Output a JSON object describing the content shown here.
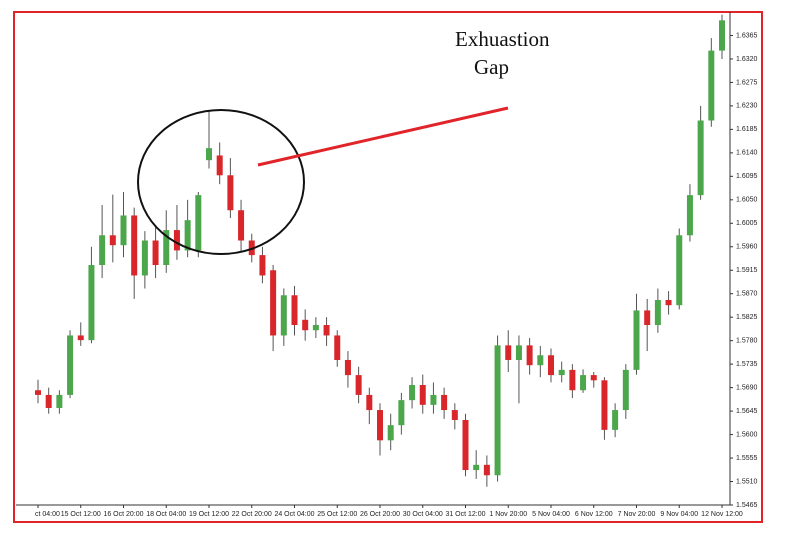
{
  "chart_data": {
    "type": "candlestick",
    "annotations": [
      "Exhuastion",
      "Gap"
    ],
    "up_color": "#4ca64c",
    "down_color": "#d8262b",
    "ylim": [
      1.5465,
      1.641
    ],
    "yticks": [
      1.6365,
      {
        "value": 1.632,
        "label": "1.6320"
      },
      1.6275,
      {
        "value": 1.623,
        "label": "1.6230"
      },
      1.6185,
      {
        "value": 1.614,
        "label": "1.6140"
      },
      1.6095,
      {
        "value": 1.605,
        "label": "1.6050"
      },
      1.6005,
      {
        "value": 1.596,
        "label": "1.5960"
      },
      1.5915,
      {
        "value": 1.587,
        "label": "1.5870"
      },
      1.5825,
      {
        "value": 1.578,
        "label": "1.5780"
      },
      1.5735,
      {
        "value": 1.569,
        "label": "1.5690"
      },
      1.5645,
      {
        "value": 1.56,
        "label": "1.5600"
      },
      1.5555,
      {
        "value": 1.551,
        "label": "1.5510"
      },
      1.5465
    ],
    "categories": [
      "ct 04:00",
      null,
      null,
      null,
      "15 Oct 12:00",
      null,
      null,
      null,
      "16 Oct 20:00",
      null,
      null,
      null,
      "18 Oct 04:00",
      null,
      null,
      null,
      "19 Oct 12:00",
      null,
      null,
      null,
      "22 Oct 20:00",
      null,
      null,
      null,
      "24 Oct 04:00",
      null,
      null,
      null,
      "25 Oct 12:00",
      null,
      null,
      null,
      "26 Oct 20:00",
      null,
      null,
      null,
      "30 Oct 04:00",
      null,
      null,
      null,
      "31 Oct 12:00",
      null,
      null,
      null,
      "1 Nov 20:00",
      null,
      null,
      null,
      "5 Nov 04:00",
      null,
      null,
      null,
      "6 Nov 12:00",
      null,
      null,
      null,
      "7 Nov 20:00",
      null,
      null,
      null,
      "9 Nov 04:00",
      null,
      null,
      null,
      "12 Nov 12:00"
    ],
    "open": [
      1.5685,
      1.5676,
      1.5651,
      1.5676,
      1.579,
      1.5781,
      1.5925,
      1.5982,
      1.5963,
      1.602,
      1.5905,
      1.5972,
      1.5925,
      1.5992,
      1.5953,
      1.5953,
      1.6126,
      1.6135,
      1.6097,
      1.603,
      1.5972,
      1.5944,
      1.5915,
      1.579,
      1.5867,
      1.582,
      1.58,
      1.581,
      1.579,
      1.5743,
      1.5714,
      1.5676,
      1.5647,
      1.5589,
      1.5618,
      1.5666,
      1.5695,
      1.5657,
      1.5676,
      1.5647,
      1.5628,
      1.5532,
      1.5542,
      1.5522,
      1.5771,
      1.5743,
      1.5771,
      1.5733,
      1.5752,
      1.5714,
      1.5724,
      1.5685,
      1.5714,
      1.5704,
      1.5609,
      1.5647,
      1.5724,
      1.5838,
      1.581,
      1.5858,
      1.5848,
      1.5982,
      1.6059,
      1.6202,
      1.6336
    ],
    "high": [
      1.5705,
      1.569,
      1.5685,
      1.58,
      1.5815,
      1.596,
      1.604,
      1.606,
      1.6065,
      1.6035,
      1.599,
      1.6,
      1.603,
      1.604,
      1.605,
      1.6065,
      1.622,
      1.616,
      1.613,
      1.605,
      1.5985,
      1.596,
      1.5925,
      1.588,
      1.5885,
      1.584,
      1.5825,
      1.5825,
      1.58,
      1.576,
      1.573,
      1.569,
      1.566,
      1.564,
      1.568,
      1.571,
      1.5715,
      1.57,
      1.569,
      1.566,
      1.564,
      1.557,
      1.556,
      1.579,
      1.58,
      1.579,
      1.5785,
      1.577,
      1.5765,
      1.574,
      1.5735,
      1.5725,
      1.572,
      1.571,
      1.566,
      1.5735,
      1.587,
      1.586,
      1.588,
      1.5875,
      1.5995,
      1.608,
      1.623,
      1.636,
      1.6405
    ],
    "low": [
      1.566,
      1.564,
      1.564,
      1.567,
      1.577,
      1.5775,
      1.59,
      1.593,
      1.594,
      1.586,
      1.588,
      1.59,
      1.591,
      1.5935,
      1.594,
      1.594,
      1.611,
      1.608,
      1.6015,
      1.595,
      1.593,
      1.589,
      1.576,
      1.577,
      1.579,
      1.578,
      1.5785,
      1.577,
      1.573,
      1.569,
      1.566,
      1.562,
      1.556,
      1.557,
      1.56,
      1.565,
      1.564,
      1.564,
      1.563,
      1.561,
      1.552,
      1.5515,
      1.55,
      1.551,
      1.572,
      1.566,
      1.5715,
      1.571,
      1.57,
      1.57,
      1.567,
      1.568,
      1.569,
      1.559,
      1.5595,
      1.563,
      1.5715,
      1.576,
      1.5795,
      1.583,
      1.584,
      1.597,
      1.605,
      1.619,
      1.632
    ],
    "close": [
      1.5676,
      1.5651,
      1.5676,
      1.579,
      1.5781,
      1.5925,
      1.5982,
      1.5963,
      1.602,
      1.5905,
      1.5972,
      1.5925,
      1.5992,
      1.5953,
      1.6011,
      1.6059,
      1.6149,
      1.6097,
      1.603,
      1.5972,
      1.5944,
      1.5905,
      1.579,
      1.5867,
      1.581,
      1.58,
      1.581,
      1.579,
      1.5743,
      1.5714,
      1.5676,
      1.5647,
      1.5589,
      1.5618,
      1.5666,
      1.5695,
      1.5657,
      1.5676,
      1.5647,
      1.5628,
      1.5532,
      1.5542,
      1.5522,
      1.5771,
      1.5743,
      1.5771,
      1.5733,
      1.5752,
      1.5714,
      1.5724,
      1.5685,
      1.5714,
      1.5704,
      1.5609,
      1.5647,
      1.5724,
      1.5838,
      1.581,
      1.5858,
      1.5848,
      1.5982,
      1.6059,
      1.6202,
      1.6336,
      1.6394
    ]
  }
}
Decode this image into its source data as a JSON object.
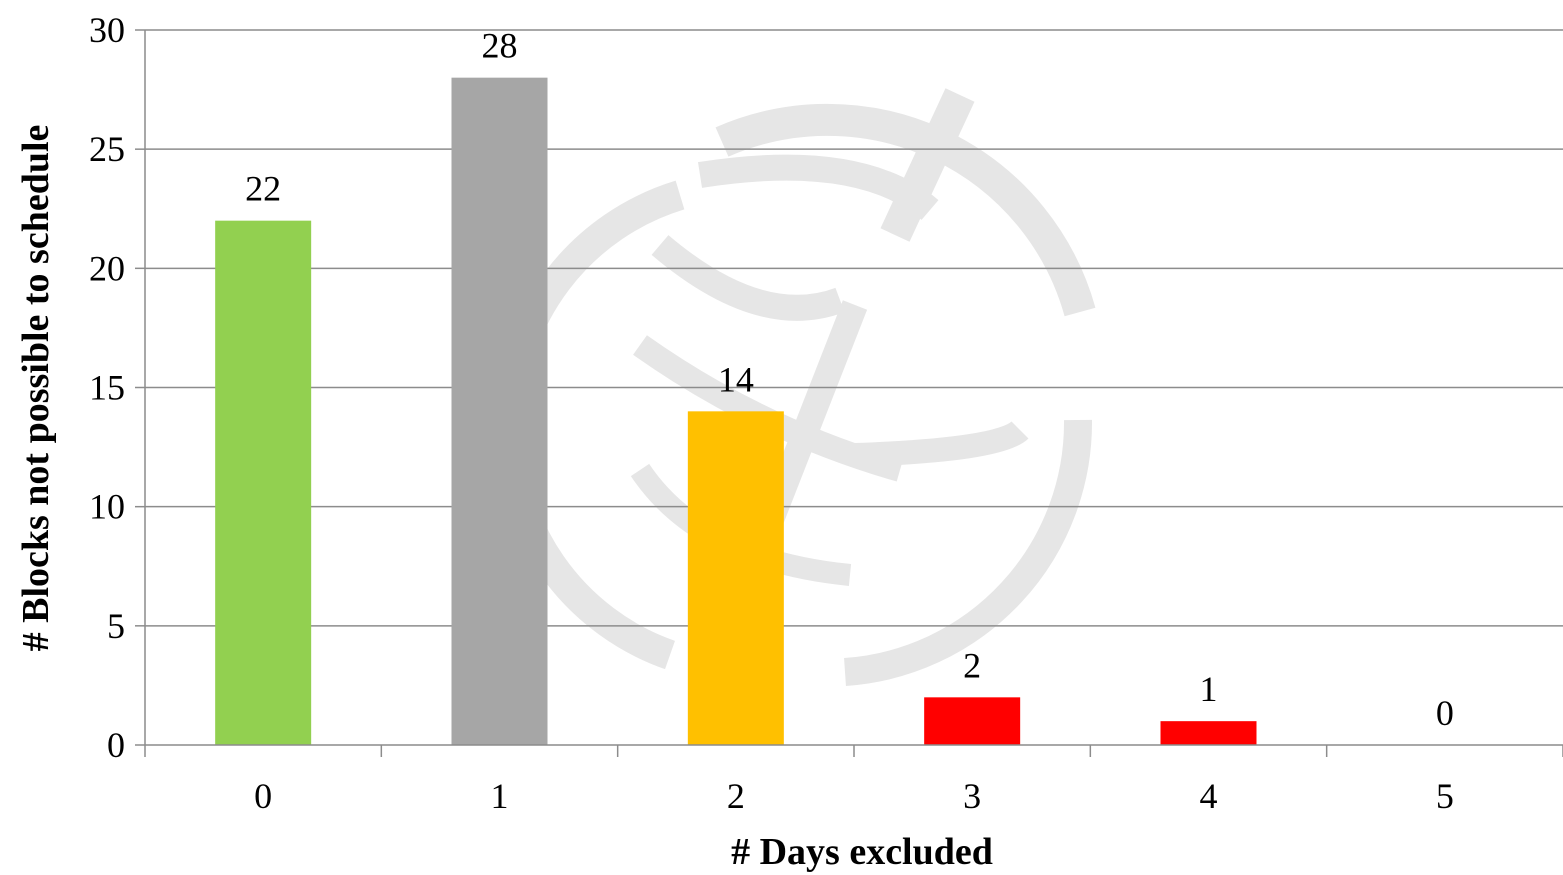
{
  "chart_data": {
    "type": "bar",
    "title": "",
    "xlabel": "# Days excluded",
    "ylabel": "# Blocks not possible to schedule",
    "categories": [
      "0",
      "1",
      "2",
      "3",
      "4",
      "5"
    ],
    "values": [
      22,
      28,
      14,
      2,
      1,
      0
    ],
    "data_labels": [
      "22",
      "28",
      "14",
      "2",
      "1",
      "0"
    ],
    "bar_colors": [
      "#92D050",
      "#A6A6A6",
      "#FFC000",
      "#FF0000",
      "#FF0000",
      "#FF0000"
    ],
    "ylim": [
      0,
      30
    ],
    "yticks": [
      0,
      5,
      10,
      15,
      20,
      25,
      30
    ],
    "ytick_labels": [
      "0",
      "5",
      "10",
      "15",
      "20",
      "25",
      "30"
    ],
    "grid": true,
    "legend": "none",
    "watermark_color": "#E6E6E6"
  }
}
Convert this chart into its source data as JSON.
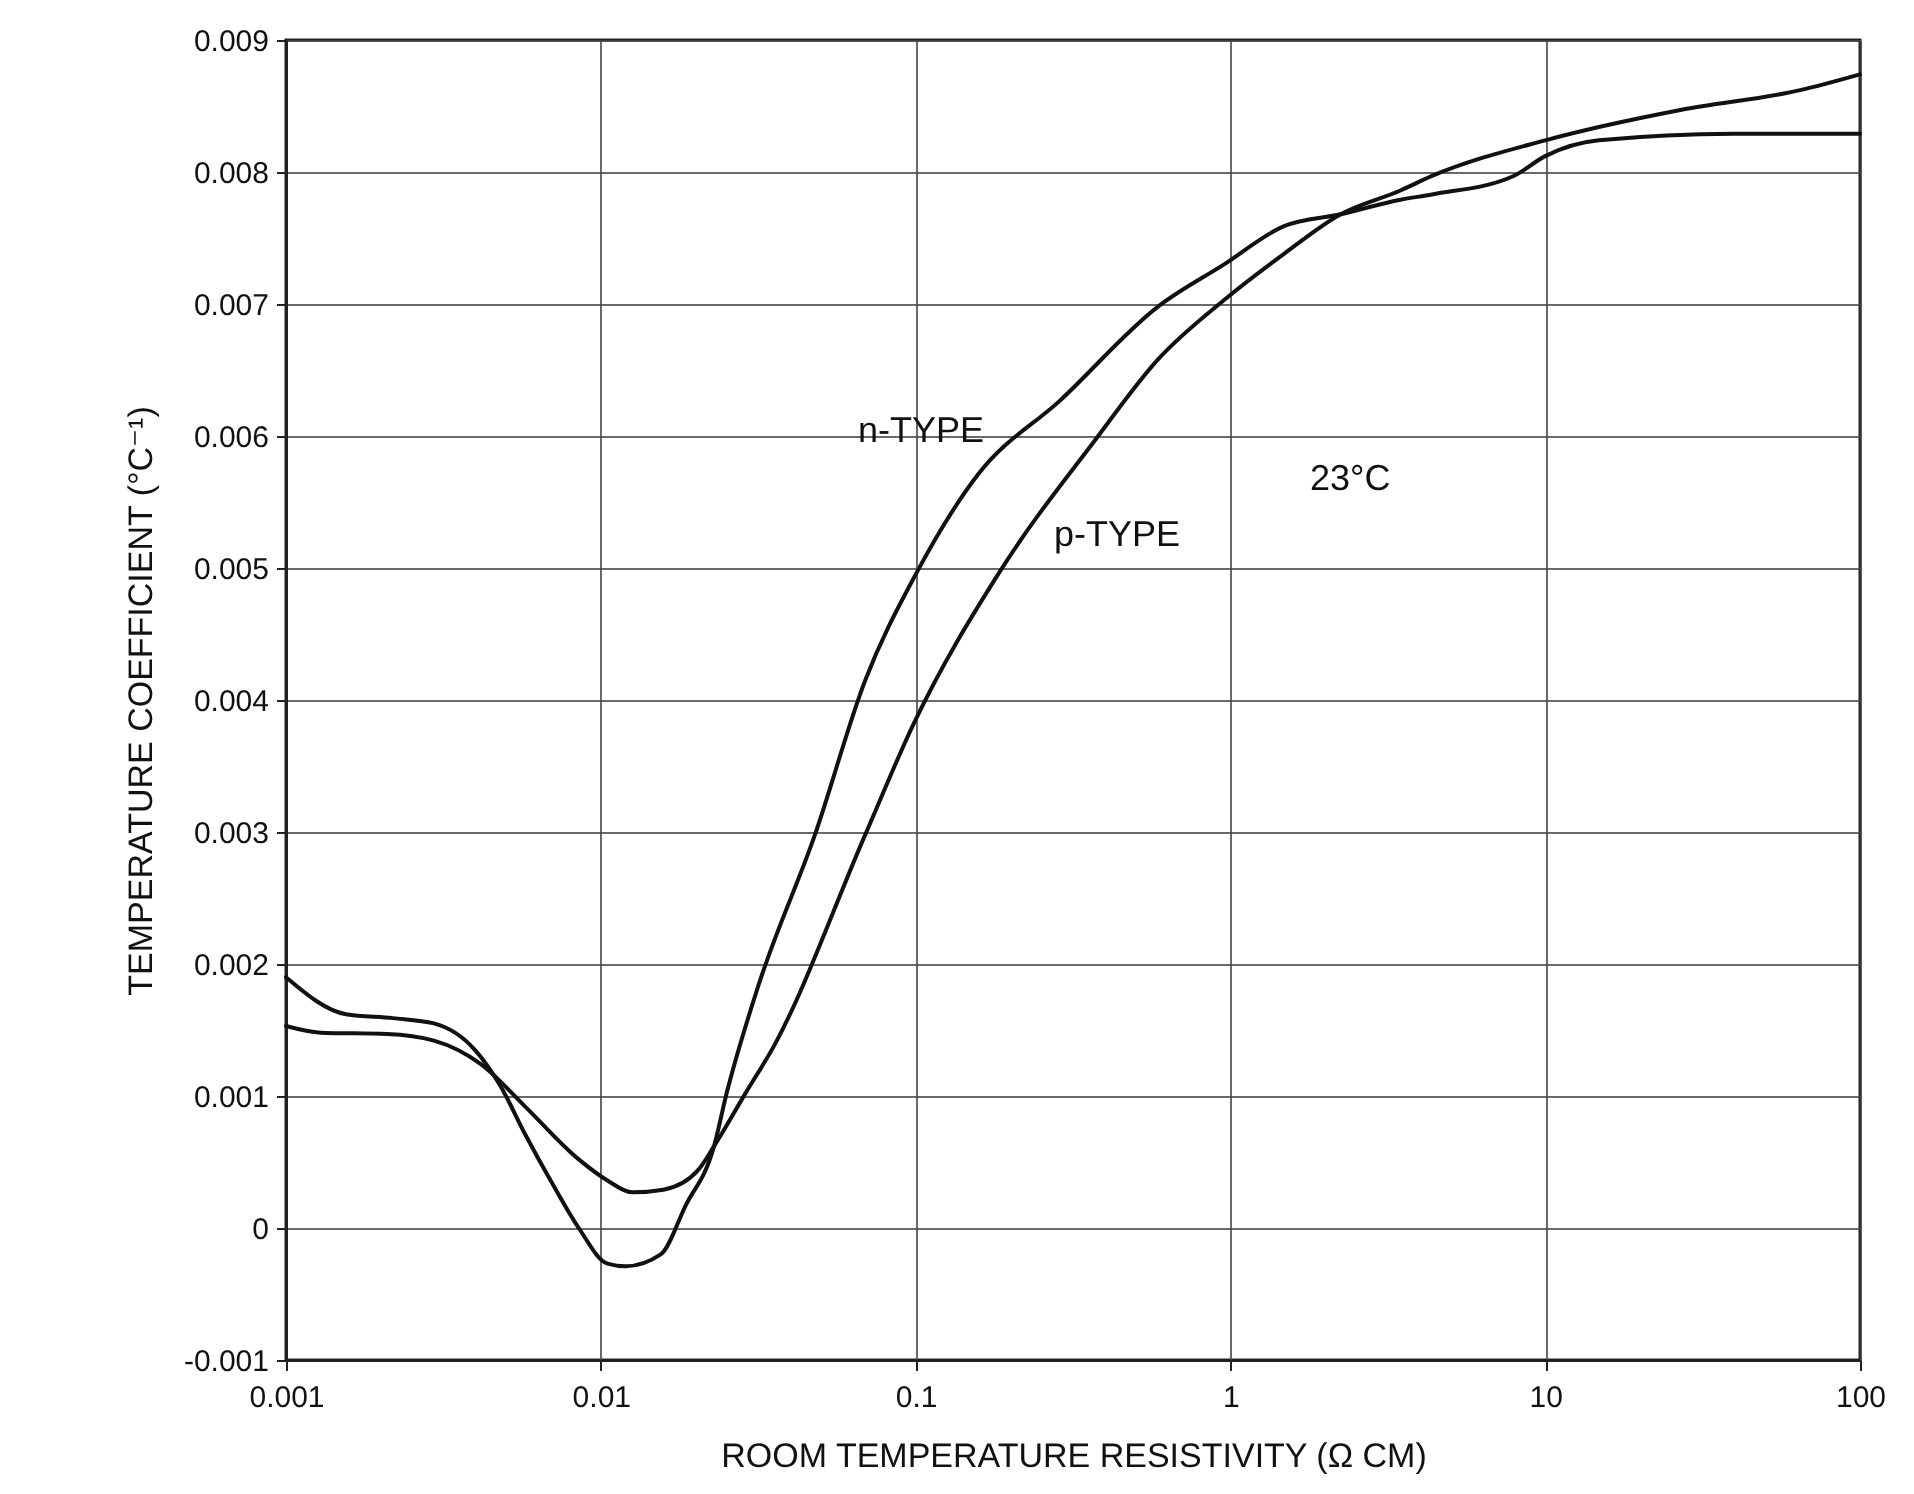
{
  "chart_data": {
    "type": "line",
    "xlabel": "ROOM TEMPERATURE RESISTIVITY (Ω CM)",
    "ylabel": "TEMPERATURE COEFFICIENT (°C⁻¹)",
    "annotations": [
      "23°C"
    ],
    "log": "x",
    "grid": true,
    "legend": false,
    "line_style": "solid",
    "marker": "none",
    "xlim": [
      0.001,
      100
    ],
    "xticks": [
      0.001,
      0.01,
      0.1,
      1,
      10,
      100
    ],
    "ylim": [
      -0.001,
      0.009
    ],
    "yticks": [
      -0.001,
      0,
      0.001,
      0.002,
      0.003,
      0.004,
      0.005,
      0.006,
      0.007,
      0.008,
      0.009
    ],
    "series": [
      {
        "name": "n-TYPE",
        "color": "#111111",
        "x": [
          0.001,
          0.00155,
          0.00219,
          0.00295,
          0.00398,
          0.00479,
          0.00575,
          0.00708,
          0.00851,
          0.0105,
          0.012,
          0.0155,
          0.0186,
          0.0229,
          0.0251,
          0.0316,
          0.0479,
          0.0692,
          0.1,
          0.158,
          0.288,
          0.589,
          0.955,
          1.48,
          2.24,
          3.47,
          4.37,
          7.94,
          10,
          14.8,
          39.8,
          100
        ],
        "values": [
          0.0019,
          0.00162,
          0.00159,
          0.00155,
          0.00135,
          0.00108,
          0.00071,
          0.00032,
          0,
          -0.00027,
          -0.00029,
          -0.0002,
          0.00017,
          0.00062,
          0.00102,
          0.00183,
          0.00298,
          0.00415,
          0.00495,
          0.00571,
          0.00627,
          0.00698,
          0.0073,
          0.00759,
          0.00768,
          0.00779,
          0.00783,
          0.00797,
          0.00812,
          0.00824,
          0.00829,
          0.00829
        ]
      },
      {
        "name": "p-TYPE",
        "color": "#111111",
        "x": [
          0.001,
          0.00129,
          0.00209,
          0.00295,
          0.00417,
          0.00575,
          0.00851,
          0.0105,
          0.0126,
          0.0158,
          0.0204,
          0.0229,
          0.0288,
          0.0355,
          0.0692,
          0.0977,
          0.186,
          0.372,
          0.589,
          0.955,
          1.48,
          2.24,
          3.47,
          4.37,
          10,
          26.9,
          64.6,
          100
        ],
        "values": [
          0.00153,
          0.00148,
          0.00147,
          0.00142,
          0.00124,
          0.00092,
          0.00052,
          0.00036,
          0.00027,
          0.00029,
          0.00044,
          0.00062,
          0.00102,
          0.00138,
          0.00298,
          0.0038,
          0.00498,
          0.00597,
          0.00658,
          0.00703,
          0.00738,
          0.00768,
          0.00786,
          0.00797,
          0.00824,
          0.00847,
          0.00862,
          0.00874
        ]
      }
    ]
  }
}
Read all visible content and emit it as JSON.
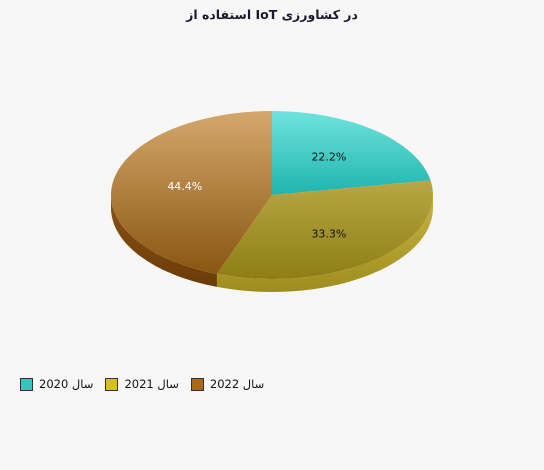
{
  "chart_data": {
    "type": "pie",
    "title": "در کشاورزی IoT استفاده از",
    "categories": [
      "سال 2020",
      "سال 2021",
      "سال 2022"
    ],
    "values": [
      22.2,
      33.3,
      44.4
    ],
    "labels": [
      "22.2%",
      "33.3%",
      "44.4%"
    ],
    "colors": [
      "#2ec9c1",
      "#d8c01c",
      "#a8691d"
    ],
    "legend_position": "bottom-left"
  }
}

THE EXERCISE:
Take the records above from the line with "Read all visible content and emit it as JSON." down to their last line and please copy those lines exactly, without the pictures.

FINAL RESULT:
Read all visible content and emit it as JSON.
{
  "chart_data": {
    "type": "pie",
    "title": "در کشاورزی IoT استفاده از",
    "categories": [
      "سال 2020",
      "سال 2021",
      "سال 2022"
    ],
    "values": [
      22.2,
      33.3,
      44.4
    ],
    "labels": [
      "22.2%",
      "33.3%",
      "44.4%"
    ],
    "colors": [
      "#2ec9c1",
      "#d8c01c",
      "#a8691d"
    ],
    "legend_position": "bottom-left"
  }
}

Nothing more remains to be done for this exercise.